--- TASK REQUIREMENTS ---
Print the listing in its entirety and exactly, leaving out images.

>> start TASK MATERIAL

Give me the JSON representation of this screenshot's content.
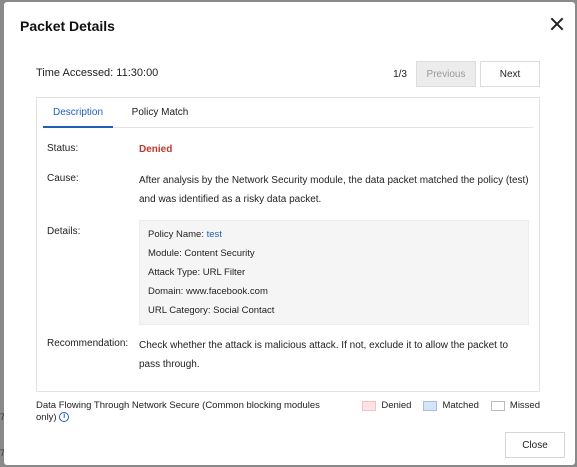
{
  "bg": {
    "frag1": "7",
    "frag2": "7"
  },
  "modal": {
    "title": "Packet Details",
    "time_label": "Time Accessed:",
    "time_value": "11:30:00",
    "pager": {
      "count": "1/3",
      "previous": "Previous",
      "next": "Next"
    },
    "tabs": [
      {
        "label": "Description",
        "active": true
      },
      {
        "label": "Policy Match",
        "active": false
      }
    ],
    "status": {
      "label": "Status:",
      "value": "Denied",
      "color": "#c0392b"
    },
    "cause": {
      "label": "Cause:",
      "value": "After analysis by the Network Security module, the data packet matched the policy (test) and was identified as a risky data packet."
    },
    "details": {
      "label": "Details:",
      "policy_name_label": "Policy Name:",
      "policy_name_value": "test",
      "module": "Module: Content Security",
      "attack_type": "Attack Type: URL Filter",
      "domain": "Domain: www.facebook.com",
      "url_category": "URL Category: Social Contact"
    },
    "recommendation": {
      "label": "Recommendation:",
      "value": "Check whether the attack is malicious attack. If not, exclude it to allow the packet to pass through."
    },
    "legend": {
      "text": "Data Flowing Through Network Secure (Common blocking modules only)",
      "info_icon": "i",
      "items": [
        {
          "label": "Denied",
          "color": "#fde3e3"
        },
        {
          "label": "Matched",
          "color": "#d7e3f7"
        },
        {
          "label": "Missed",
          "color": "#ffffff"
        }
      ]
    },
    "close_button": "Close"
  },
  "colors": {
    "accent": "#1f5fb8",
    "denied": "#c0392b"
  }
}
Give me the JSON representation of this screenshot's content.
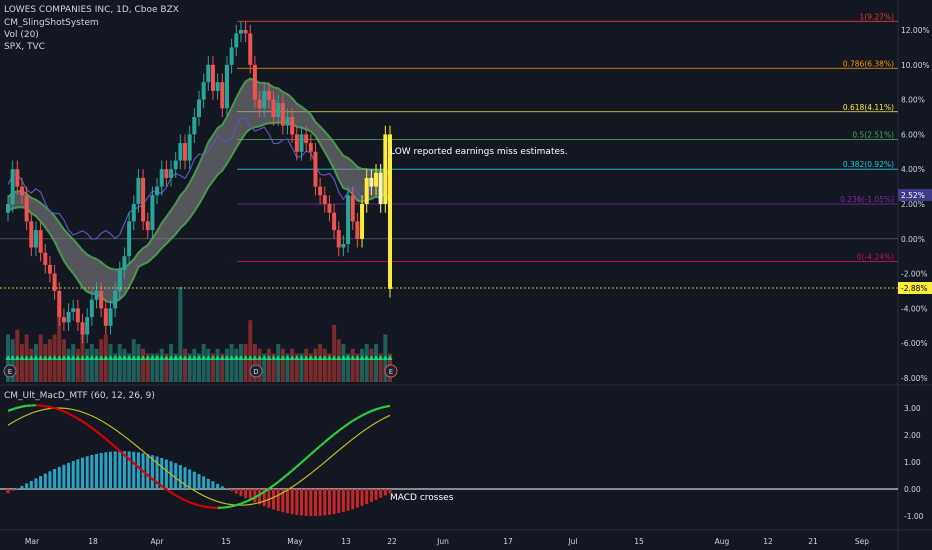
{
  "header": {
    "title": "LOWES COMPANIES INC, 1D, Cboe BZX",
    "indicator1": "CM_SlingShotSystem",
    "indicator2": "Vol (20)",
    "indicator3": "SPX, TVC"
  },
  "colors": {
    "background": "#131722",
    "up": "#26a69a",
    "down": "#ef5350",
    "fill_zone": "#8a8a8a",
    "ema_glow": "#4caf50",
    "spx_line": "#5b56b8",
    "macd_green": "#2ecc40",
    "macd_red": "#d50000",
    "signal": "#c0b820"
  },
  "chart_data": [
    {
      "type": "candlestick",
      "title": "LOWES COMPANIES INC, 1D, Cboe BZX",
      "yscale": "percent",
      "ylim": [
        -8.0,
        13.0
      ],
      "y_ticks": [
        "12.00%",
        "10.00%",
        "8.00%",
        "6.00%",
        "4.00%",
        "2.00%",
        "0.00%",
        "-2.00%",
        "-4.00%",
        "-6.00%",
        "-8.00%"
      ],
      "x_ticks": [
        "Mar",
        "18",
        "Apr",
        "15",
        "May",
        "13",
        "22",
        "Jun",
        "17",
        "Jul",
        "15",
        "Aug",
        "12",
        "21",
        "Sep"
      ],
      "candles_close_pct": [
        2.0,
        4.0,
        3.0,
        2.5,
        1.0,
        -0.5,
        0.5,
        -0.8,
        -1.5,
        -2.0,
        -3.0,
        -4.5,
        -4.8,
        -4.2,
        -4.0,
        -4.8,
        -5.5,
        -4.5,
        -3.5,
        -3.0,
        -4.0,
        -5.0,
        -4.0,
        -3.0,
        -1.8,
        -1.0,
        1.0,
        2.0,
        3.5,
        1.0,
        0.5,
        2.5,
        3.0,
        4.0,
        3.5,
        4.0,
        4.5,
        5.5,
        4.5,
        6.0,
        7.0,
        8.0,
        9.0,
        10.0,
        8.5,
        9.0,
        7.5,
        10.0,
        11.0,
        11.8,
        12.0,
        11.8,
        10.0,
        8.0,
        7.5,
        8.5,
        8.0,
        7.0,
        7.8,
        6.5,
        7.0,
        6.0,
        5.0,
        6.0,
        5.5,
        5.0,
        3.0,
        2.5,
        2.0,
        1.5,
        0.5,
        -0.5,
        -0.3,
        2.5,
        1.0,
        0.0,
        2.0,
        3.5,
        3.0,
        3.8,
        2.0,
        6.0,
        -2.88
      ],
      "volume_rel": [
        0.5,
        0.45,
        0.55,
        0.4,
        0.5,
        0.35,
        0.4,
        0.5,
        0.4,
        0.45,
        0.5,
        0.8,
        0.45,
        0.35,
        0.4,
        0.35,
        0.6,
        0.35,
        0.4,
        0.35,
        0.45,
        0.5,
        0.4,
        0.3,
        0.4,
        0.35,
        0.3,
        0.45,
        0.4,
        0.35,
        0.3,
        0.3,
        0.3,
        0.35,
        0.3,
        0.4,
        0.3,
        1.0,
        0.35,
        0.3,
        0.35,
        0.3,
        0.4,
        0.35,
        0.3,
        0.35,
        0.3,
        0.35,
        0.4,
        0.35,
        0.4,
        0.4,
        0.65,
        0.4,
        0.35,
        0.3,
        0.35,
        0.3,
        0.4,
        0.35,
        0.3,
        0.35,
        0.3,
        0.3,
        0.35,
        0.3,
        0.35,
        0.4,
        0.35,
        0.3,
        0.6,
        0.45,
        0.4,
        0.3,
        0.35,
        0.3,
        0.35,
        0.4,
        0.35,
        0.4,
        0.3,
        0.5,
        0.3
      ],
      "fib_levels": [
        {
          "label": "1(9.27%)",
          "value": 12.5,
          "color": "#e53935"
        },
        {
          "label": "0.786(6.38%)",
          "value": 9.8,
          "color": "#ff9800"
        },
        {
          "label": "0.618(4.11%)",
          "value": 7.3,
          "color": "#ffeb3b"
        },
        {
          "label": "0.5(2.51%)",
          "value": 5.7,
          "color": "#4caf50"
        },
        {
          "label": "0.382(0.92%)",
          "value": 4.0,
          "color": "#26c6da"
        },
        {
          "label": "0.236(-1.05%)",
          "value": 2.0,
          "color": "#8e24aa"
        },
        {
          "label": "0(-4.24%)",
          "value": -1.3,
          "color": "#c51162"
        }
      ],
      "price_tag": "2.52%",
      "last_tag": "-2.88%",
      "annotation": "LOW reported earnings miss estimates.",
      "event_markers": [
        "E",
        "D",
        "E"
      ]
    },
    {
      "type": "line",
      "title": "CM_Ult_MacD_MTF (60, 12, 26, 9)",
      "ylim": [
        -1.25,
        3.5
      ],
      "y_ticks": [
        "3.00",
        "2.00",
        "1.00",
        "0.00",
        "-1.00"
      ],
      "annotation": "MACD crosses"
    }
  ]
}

>> end TASK MATERIAL

--- THE RESULT ---
Give me the JSON representation of this screenshot's content.
{
  "bg": {
    "frag1": "7",
    "frag2": "7"
  },
  "modal": {
    "title": "Packet Details",
    "time_label": "Time Accessed:",
    "time_value": "11:30:00",
    "pager": {
      "count": "1/3",
      "previous": "Previous",
      "next": "Next"
    },
    "tabs": [
      {
        "label": "Description",
        "active": true
      },
      {
        "label": "Policy Match",
        "active": false
      }
    ],
    "status": {
      "label": "Status:",
      "value": "Denied",
      "color": "#c0392b"
    },
    "cause": {
      "label": "Cause:",
      "value": "After analysis by the Network Security module, the data packet matched the policy (test) and was identified as a risky data packet."
    },
    "details": {
      "label": "Details:",
      "policy_name_label": "Policy Name:",
      "policy_name_value": "test",
      "module": "Module: Content Security",
      "attack_type": "Attack Type: URL Filter",
      "domain": "Domain: www.facebook.com",
      "url_category": "URL Category: Social Contact"
    },
    "recommendation": {
      "label": "Recommendation:",
      "value": "Check whether the attack is malicious attack. If not, exclude it to allow the packet to pass through."
    },
    "legend": {
      "text": "Data Flowing Through Network Secure (Common blocking modules only)",
      "info_icon": "i",
      "items": [
        {
          "label": "Denied",
          "color": "#fde3e3"
        },
        {
          "label": "Matched",
          "color": "#d7e3f7"
        },
        {
          "label": "Missed",
          "color": "#ffffff"
        }
      ]
    },
    "close_button": "Close"
  },
  "colors": {
    "accent": "#1f5fb8",
    "denied": "#c0392b"
  }
}
Give me the JSON representation of this screenshot's content.
{
  "header": {
    "title": "LOWES COMPANIES INC, 1D, Cboe BZX",
    "indicator1": "CM_SlingShotSystem",
    "indicator2": "Vol (20)",
    "indicator3": "SPX, TVC"
  },
  "colors": {
    "background": "#131722",
    "up": "#26a69a",
    "down": "#ef5350",
    "fill_zone": "#8a8a8a",
    "ema_glow": "#4caf50",
    "spx_line": "#5b56b8",
    "macd_green": "#2ecc40",
    "macd_red": "#d50000",
    "signal": "#c0b820"
  },
  "chart_data": [
    {
      "type": "candlestick",
      "title": "LOWES COMPANIES INC, 1D, Cboe BZX",
      "yscale": "percent",
      "ylim": [
        -8.0,
        13.0
      ],
      "y_ticks": [
        "12.00%",
        "10.00%",
        "8.00%",
        "6.00%",
        "4.00%",
        "2.00%",
        "0.00%",
        "-2.00%",
        "-4.00%",
        "-6.00%",
        "-8.00%"
      ],
      "x_ticks": [
        "Mar",
        "18",
        "Apr",
        "15",
        "May",
        "13",
        "22",
        "Jun",
        "17",
        "Jul",
        "15",
        "Aug",
        "12",
        "21",
        "Sep"
      ],
      "candles_close_pct": [
        2.0,
        4.0,
        3.0,
        2.5,
        1.0,
        -0.5,
        0.5,
        -0.8,
        -1.5,
        -2.0,
        -3.0,
        -4.5,
        -4.8,
        -4.2,
        -4.0,
        -4.8,
        -5.5,
        -4.5,
        -3.5,
        -3.0,
        -4.0,
        -5.0,
        -4.0,
        -3.0,
        -1.8,
        -1.0,
        1.0,
        2.0,
        3.5,
        1.0,
        0.5,
        2.5,
        3.0,
        4.0,
        3.5,
        4.0,
        4.5,
        5.5,
        4.5,
        6.0,
        7.0,
        8.0,
        9.0,
        10.0,
        8.5,
        9.0,
        7.5,
        10.0,
        11.0,
        11.8,
        12.0,
        11.8,
        10.0,
        8.0,
        7.5,
        8.5,
        8.0,
        7.0,
        7.8,
        6.5,
        7.0,
        6.0,
        5.0,
        6.0,
        5.5,
        5.0,
        3.0,
        2.5,
        2.0,
        1.5,
        0.5,
        -0.5,
        -0.3,
        2.5,
        1.0,
        0.0,
        2.0,
        3.5,
        3.0,
        3.8,
        2.0,
        6.0,
        -2.88
      ],
      "volume_rel": [
        0.5,
        0.45,
        0.55,
        0.4,
        0.5,
        0.35,
        0.4,
        0.5,
        0.4,
        0.45,
        0.5,
        0.8,
        0.45,
        0.35,
        0.4,
        0.35,
        0.6,
        0.35,
        0.4,
        0.35,
        0.45,
        0.5,
        0.4,
        0.3,
        0.4,
        0.35,
        0.3,
        0.45,
        0.4,
        0.35,
        0.3,
        0.3,
        0.3,
        0.35,
        0.3,
        0.4,
        0.3,
        1.0,
        0.35,
        0.3,
        0.35,
        0.3,
        0.4,
        0.35,
        0.3,
        0.35,
        0.3,
        0.35,
        0.4,
        0.35,
        0.4,
        0.4,
        0.65,
        0.4,
        0.35,
        0.3,
        0.35,
        0.3,
        0.4,
        0.35,
        0.3,
        0.35,
        0.3,
        0.3,
        0.35,
        0.3,
        0.35,
        0.4,
        0.35,
        0.3,
        0.6,
        0.45,
        0.4,
        0.3,
        0.35,
        0.3,
        0.35,
        0.4,
        0.35,
        0.4,
        0.3,
        0.5,
        0.3
      ],
      "fib_levels": [
        {
          "label": "1(9.27%)",
          "value": 12.5,
          "color": "#e53935"
        },
        {
          "label": "0.786(6.38%)",
          "value": 9.8,
          "color": "#ff9800"
        },
        {
          "label": "0.618(4.11%)",
          "value": 7.3,
          "color": "#ffeb3b"
        },
        {
          "label": "0.5(2.51%)",
          "value": 5.7,
          "color": "#4caf50"
        },
        {
          "label": "0.382(0.92%)",
          "value": 4.0,
          "color": "#26c6da"
        },
        {
          "label": "0.236(-1.05%)",
          "value": 2.0,
          "color": "#8e24aa"
        },
        {
          "label": "0(-4.24%)",
          "value": -1.3,
          "color": "#c51162"
        }
      ],
      "price_tag": "2.52%",
      "last_tag": "-2.88%",
      "annotation": "LOW reported earnings miss estimates.",
      "event_markers": [
        "E",
        "D",
        "E"
      ]
    },
    {
      "type": "line",
      "title": "CM_Ult_MacD_MTF (60, 12, 26, 9)",
      "ylim": [
        -1.25,
        3.5
      ],
      "y_ticks": [
        "3.00",
        "2.00",
        "1.00",
        "0.00",
        "-1.00"
      ],
      "annotation": "MACD crosses"
    }
  ]
}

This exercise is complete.